(Figure data in JSON)
○ ○ ○
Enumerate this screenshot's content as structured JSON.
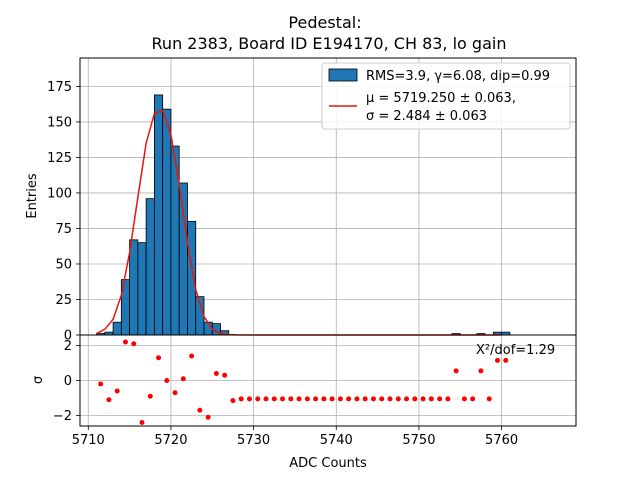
{
  "chart_data": [
    {
      "type": "bar",
      "panel": "main",
      "title_line1": "Pedestal:",
      "title_line2": "Run 2383, Board ID E194170, CH 83, lo gain",
      "ylabel": "Entries",
      "xlim": [
        5709,
        5769
      ],
      "ylim": [
        0,
        195
      ],
      "xticks": [
        5710,
        5720,
        5730,
        5740,
        5750,
        5760
      ],
      "yticks": [
        0,
        25,
        50,
        75,
        100,
        125,
        150,
        175
      ],
      "grid": true,
      "bin_width": 1,
      "histogram": {
        "name": "RMS=3.9, γ=6.08, dip=0.99",
        "color": "#1f77b4",
        "bins": [
          {
            "x": 5711,
            "count": 1
          },
          {
            "x": 5712,
            "count": 2
          },
          {
            "x": 5713,
            "count": 9
          },
          {
            "x": 5714,
            "count": 39
          },
          {
            "x": 5715,
            "count": 67
          },
          {
            "x": 5716,
            "count": 65
          },
          {
            "x": 5717,
            "count": 96
          },
          {
            "x": 5718,
            "count": 169
          },
          {
            "x": 5719,
            "count": 159
          },
          {
            "x": 5720,
            "count": 133
          },
          {
            "x": 5721,
            "count": 107
          },
          {
            "x": 5722,
            "count": 80
          },
          {
            "x": 5723,
            "count": 27
          },
          {
            "x": 5724,
            "count": 9
          },
          {
            "x": 5725,
            "count": 8
          },
          {
            "x": 5726,
            "count": 3
          },
          {
            "x": 5754,
            "count": 1
          },
          {
            "x": 5757,
            "count": 1
          },
          {
            "x": 5759,
            "count": 2
          },
          {
            "x": 5760,
            "count": 2
          }
        ]
      },
      "fit": {
        "name_line1": "μ = 5719.250 ± 0.063,",
        "name_line2": "σ = 2.484 ± 0.063",
        "color": "#e8150c",
        "points": [
          [
            5711,
            1
          ],
          [
            5712,
            4
          ],
          [
            5713,
            11
          ],
          [
            5714,
            28
          ],
          [
            5715,
            58
          ],
          [
            5716,
            97
          ],
          [
            5717,
            135
          ],
          [
            5718,
            156
          ],
          [
            5719,
            158
          ],
          [
            5720,
            141
          ],
          [
            5721,
            106
          ],
          [
            5722,
            65
          ],
          [
            5723,
            32
          ],
          [
            5724,
            13
          ],
          [
            5725,
            4
          ],
          [
            5726,
            1
          ],
          [
            5727,
            0.3
          ],
          [
            5728,
            0.1
          ],
          [
            5730,
            0
          ],
          [
            5760,
            0
          ]
        ]
      }
    },
    {
      "type": "scatter",
      "panel": "residuals",
      "xlabel": "ADC Counts",
      "ylabel": "σ",
      "ylim": [
        -2.6,
        2.6
      ],
      "yticks": [
        -2,
        0,
        2
      ],
      "annotation": "X²/dof=1.29",
      "color": "#ff0000",
      "x": [
        5711.5,
        5712.5,
        5713.5,
        5714.5,
        5715.5,
        5716.5,
        5717.5,
        5718.5,
        5719.5,
        5720.5,
        5721.5,
        5722.5,
        5723.5,
        5724.5,
        5725.5,
        5726.5,
        5727.5,
        5728.5,
        5729.5,
        5730.5,
        5731.5,
        5732.5,
        5733.5,
        5734.5,
        5735.5,
        5736.5,
        5737.5,
        5738.5,
        5739.5,
        5740.5,
        5741.5,
        5742.5,
        5743.5,
        5744.5,
        5745.5,
        5746.5,
        5747.5,
        5748.5,
        5749.5,
        5750.5,
        5751.5,
        5752.5,
        5753.5,
        5754.5,
        5755.5,
        5756.5,
        5757.5,
        5758.5,
        5759.5,
        5760.5
      ],
      "y": [
        -0.2,
        -1.1,
        -0.6,
        2.2,
        2.1,
        -2.4,
        -0.9,
        1.3,
        0,
        -0.7,
        0.1,
        1.4,
        -1.7,
        -2.1,
        0.4,
        0.3,
        -1.15,
        -1.05,
        -1.05,
        -1.05,
        -1.05,
        -1.05,
        -1.05,
        -1.05,
        -1.05,
        -1.05,
        -1.05,
        -1.05,
        -1.05,
        -1.05,
        -1.05,
        -1.05,
        -1.05,
        -1.05,
        -1.05,
        -1.05,
        -1.05,
        -1.05,
        -1.05,
        -1.05,
        -1.05,
        -1.05,
        -1.05,
        0.55,
        -1.05,
        -1.05,
        0.55,
        -1.05,
        1.15,
        1.15
      ]
    }
  ]
}
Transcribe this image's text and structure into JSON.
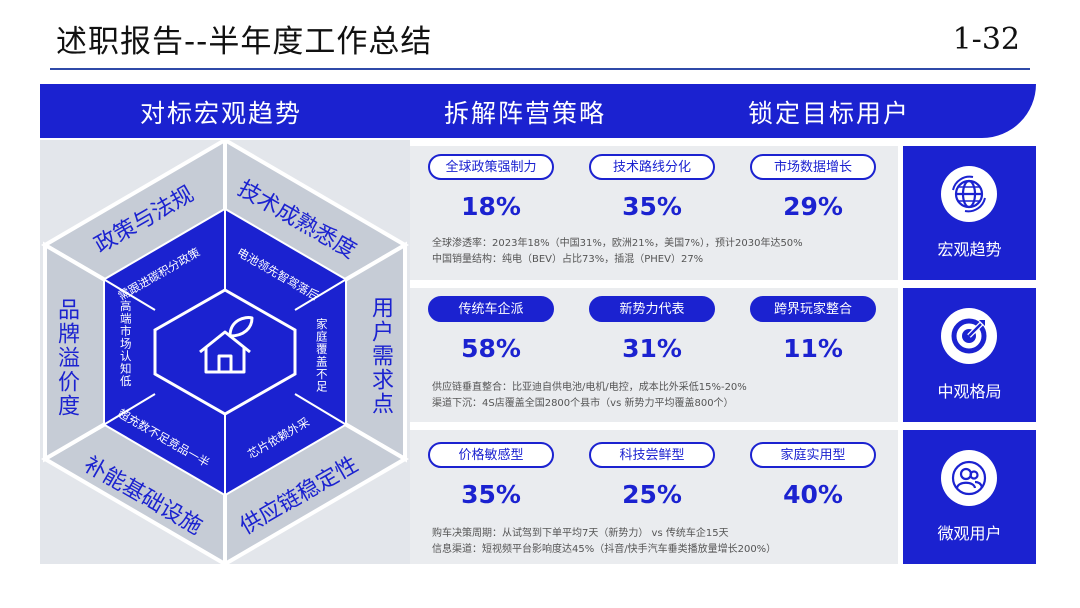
{
  "header": {
    "title": "述职报告--半年度工作总结",
    "page": "1-32"
  },
  "banner": {
    "tabs": [
      "对标宏观趋势",
      "拆解阵营策略",
      "锁定目标用户"
    ]
  },
  "hexagon": {
    "outer_labels": {
      "top_left": "政策与法规",
      "top_right": "技术成熟悉度",
      "right": "用户需求点",
      "bottom_right": "供应链稳定性",
      "bottom_left": "补能基础设施",
      "left": "品牌溢价度"
    },
    "inner_labels": {
      "top_left": "需跟进碳积分政策",
      "top_right": "电池领先智驾落后",
      "right": "家庭覆盖不足",
      "bottom_right": "芯片依赖外采",
      "bottom_left": "超充数不足竞品一半",
      "left": "高端市场认知低"
    },
    "center_icon": "home-leaf-icon"
  },
  "sections": [
    {
      "pill_style": "outline",
      "metrics": [
        {
          "label": "全球政策强制力",
          "value": "18%"
        },
        {
          "label": "技术路线分化",
          "value": "35%"
        },
        {
          "label": "市场数据增长",
          "value": "29%"
        }
      ],
      "notes": [
        "全球渗透率：2023年18%（中国31%，欧洲21%，美国7%），预计2030年达50%",
        "中国销量结构：纯电（BEV）占比73%，插混（PHEV）27%"
      ],
      "side": {
        "label": "宏观趋势",
        "icon": "globe-icon"
      }
    },
    {
      "pill_style": "filled",
      "metrics": [
        {
          "label": "传统车企派",
          "value": "58%"
        },
        {
          "label": "新势力代表",
          "value": "31%"
        },
        {
          "label": "跨界玩家整合",
          "value": "11%"
        }
      ],
      "notes": [
        "供应链垂直整合：比亚迪自供电池/电机/电控，成本比外采低15%-20%",
        "渠道下沉：4S店覆盖全国2800个县市（vs 新势力平均覆盖800个）"
      ],
      "side": {
        "label": "中观格局",
        "icon": "target-icon"
      }
    },
    {
      "pill_style": "outline",
      "metrics": [
        {
          "label": "价格敏感型",
          "value": "35%"
        },
        {
          "label": "科技尝鲜型",
          "value": "25%"
        },
        {
          "label": "家庭实用型",
          "value": "40%"
        }
      ],
      "notes": [
        "购车决策周期：从试驾到下单平均7天（新势力） vs 传统车企15天",
        "信息渠道：短视频平台影响度达45%（抖音/快手汽车垂类播放量增长200%）"
      ],
      "side": {
        "label": "微观用户",
        "icon": "users-icon"
      }
    }
  ],
  "colors": {
    "accent": "#1b22d0",
    "panel": "#eaecef",
    "hex_outer": "#c9cfd8"
  }
}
○ ○ ○
* **THE PROBLEM**:
Reproduce each record above by retyping it exactly; omit all images.

* **WRITTEN ANSWER**:
Enumerate this screenshot's content as structured JSON.
{
  "chart_data": [
    {
      "type": "bar",
      "panel": "main",
      "title_line1": "Pedestal:",
      "title_line2": "Run 2383, Board ID E194170, CH 83, lo gain",
      "ylabel": "Entries",
      "xlim": [
        5709,
        5769
      ],
      "ylim": [
        0,
        195
      ],
      "xticks": [
        5710,
        5720,
        5730,
        5740,
        5750,
        5760
      ],
      "yticks": [
        0,
        25,
        50,
        75,
        100,
        125,
        150,
        175
      ],
      "grid": true,
      "bin_width": 1,
      "histogram": {
        "name": "RMS=3.9, γ=6.08, dip=0.99",
        "color": "#1f77b4",
        "bins": [
          {
            "x": 5711,
            "count": 1
          },
          {
            "x": 5712,
            "count": 2
          },
          {
            "x": 5713,
            "count": 9
          },
          {
            "x": 5714,
            "count": 39
          },
          {
            "x": 5715,
            "count": 67
          },
          {
            "x": 5716,
            "count": 65
          },
          {
            "x": 5717,
            "count": 96
          },
          {
            "x": 5718,
            "count": 169
          },
          {
            "x": 5719,
            "count": 159
          },
          {
            "x": 5720,
            "count": 133
          },
          {
            "x": 5721,
            "count": 107
          },
          {
            "x": 5722,
            "count": 80
          },
          {
            "x": 5723,
            "count": 27
          },
          {
            "x": 5724,
            "count": 9
          },
          {
            "x": 5725,
            "count": 8
          },
          {
            "x": 5726,
            "count": 3
          },
          {
            "x": 5754,
            "count": 1
          },
          {
            "x": 5757,
            "count": 1
          },
          {
            "x": 5759,
            "count": 2
          },
          {
            "x": 5760,
            "count": 2
          }
        ]
      },
      "fit": {
        "name_line1": "μ = 5719.250 ± 0.063,",
        "name_line2": "σ = 2.484 ± 0.063",
        "color": "#e8150c",
        "points": [
          [
            5711,
            1
          ],
          [
            5712,
            4
          ],
          [
            5713,
            11
          ],
          [
            5714,
            28
          ],
          [
            5715,
            58
          ],
          [
            5716,
            97
          ],
          [
            5717,
            135
          ],
          [
            5718,
            156
          ],
          [
            5719,
            158
          ],
          [
            5720,
            141
          ],
          [
            5721,
            106
          ],
          [
            5722,
            65
          ],
          [
            5723,
            32
          ],
          [
            5724,
            13
          ],
          [
            5725,
            4
          ],
          [
            5726,
            1
          ],
          [
            5727,
            0.3
          ],
          [
            5728,
            0.1
          ],
          [
            5730,
            0
          ],
          [
            5760,
            0
          ]
        ]
      }
    },
    {
      "type": "scatter",
      "panel": "residuals",
      "xlabel": "ADC Counts",
      "ylabel": "σ",
      "ylim": [
        -2.6,
        2.6
      ],
      "yticks": [
        -2,
        0,
        2
      ],
      "annotation": "X²/dof=1.29",
      "color": "#ff0000",
      "x": [
        5711.5,
        5712.5,
        5713.5,
        5714.5,
        5715.5,
        5716.5,
        5717.5,
        5718.5,
        5719.5,
        5720.5,
        5721.5,
        5722.5,
        5723.5,
        5724.5,
        5725.5,
        5726.5,
        5727.5,
        5728.5,
        5729.5,
        5730.5,
        5731.5,
        5732.5,
        5733.5,
        5734.5,
        5735.5,
        5736.5,
        5737.5,
        5738.5,
        5739.5,
        5740.5,
        5741.5,
        5742.5,
        5743.5,
        5744.5,
        5745.5,
        5746.5,
        5747.5,
        5748.5,
        5749.5,
        5750.5,
        5751.5,
        5752.5,
        5753.5,
        5754.5,
        5755.5,
        5756.5,
        5757.5,
        5758.5,
        5759.5,
        5760.5
      ],
      "y": [
        -0.2,
        -1.1,
        -0.6,
        2.2,
        2.1,
        -2.4,
        -0.9,
        1.3,
        0,
        -0.7,
        0.1,
        1.4,
        -1.7,
        -2.1,
        0.4,
        0.3,
        -1.15,
        -1.05,
        -1.05,
        -1.05,
        -1.05,
        -1.05,
        -1.05,
        -1.05,
        -1.05,
        -1.05,
        -1.05,
        -1.05,
        -1.05,
        -1.05,
        -1.05,
        -1.05,
        -1.05,
        -1.05,
        -1.05,
        -1.05,
        -1.05,
        -1.05,
        -1.05,
        -1.05,
        -1.05,
        -1.05,
        -1.05,
        0.55,
        -1.05,
        -1.05,
        0.55,
        -1.05,
        1.15,
        1.15
      ]
    }
  ]
}
Transcribe this image's text and structure into JSON.
{
  "header": {
    "title": "述职报告--半年度工作总结",
    "page": "1-32"
  },
  "banner": {
    "tabs": [
      "对标宏观趋势",
      "拆解阵营策略",
      "锁定目标用户"
    ]
  },
  "hexagon": {
    "outer_labels": {
      "top_left": "政策与法规",
      "top_right": "技术成熟悉度",
      "right": "用户需求点",
      "bottom_right": "供应链稳定性",
      "bottom_left": "补能基础设施",
      "left": "品牌溢价度"
    },
    "inner_labels": {
      "top_left": "需跟进碳积分政策",
      "top_right": "电池领先智驾落后",
      "right": "家庭覆盖不足",
      "bottom_right": "芯片依赖外采",
      "bottom_left": "超充数不足竞品一半",
      "left": "高端市场认知低"
    },
    "center_icon": "home-leaf-icon"
  },
  "sections": [
    {
      "pill_style": "outline",
      "metrics": [
        {
          "label": "全球政策强制力",
          "value": "18%"
        },
        {
          "label": "技术路线分化",
          "value": "35%"
        },
        {
          "label": "市场数据增长",
          "value": "29%"
        }
      ],
      "notes": [
        "全球渗透率：2023年18%（中国31%，欧洲21%，美国7%），预计2030年达50%",
        "中国销量结构：纯电（BEV）占比73%，插混（PHEV）27%"
      ],
      "side": {
        "label": "宏观趋势",
        "icon": "globe-icon"
      }
    },
    {
      "pill_style": "filled",
      "metrics": [
        {
          "label": "传统车企派",
          "value": "58%"
        },
        {
          "label": "新势力代表",
          "value": "31%"
        },
        {
          "label": "跨界玩家整合",
          "value": "11%"
        }
      ],
      "notes": [
        "供应链垂直整合：比亚迪自供电池/电机/电控，成本比外采低15%-20%",
        "渠道下沉：4S店覆盖全国2800个县市（vs 新势力平均覆盖800个）"
      ],
      "side": {
        "label": "中观格局",
        "icon": "target-icon"
      }
    },
    {
      "pill_style": "outline",
      "metrics": [
        {
          "label": "价格敏感型",
          "value": "35%"
        },
        {
          "label": "科技尝鲜型",
          "value": "25%"
        },
        {
          "label": "家庭实用型",
          "value": "40%"
        }
      ],
      "notes": [
        "购车决策周期：从试驾到下单平均7天（新势力） vs 传统车企15天",
        "信息渠道：短视频平台影响度达45%（抖音/快手汽车垂类播放量增长200%）"
      ],
      "side": {
        "label": "微观用户",
        "icon": "users-icon"
      }
    }
  ],
  "colors": {
    "accent": "#1b22d0",
    "panel": "#eaecef",
    "hex_outer": "#c9cfd8"
  }
}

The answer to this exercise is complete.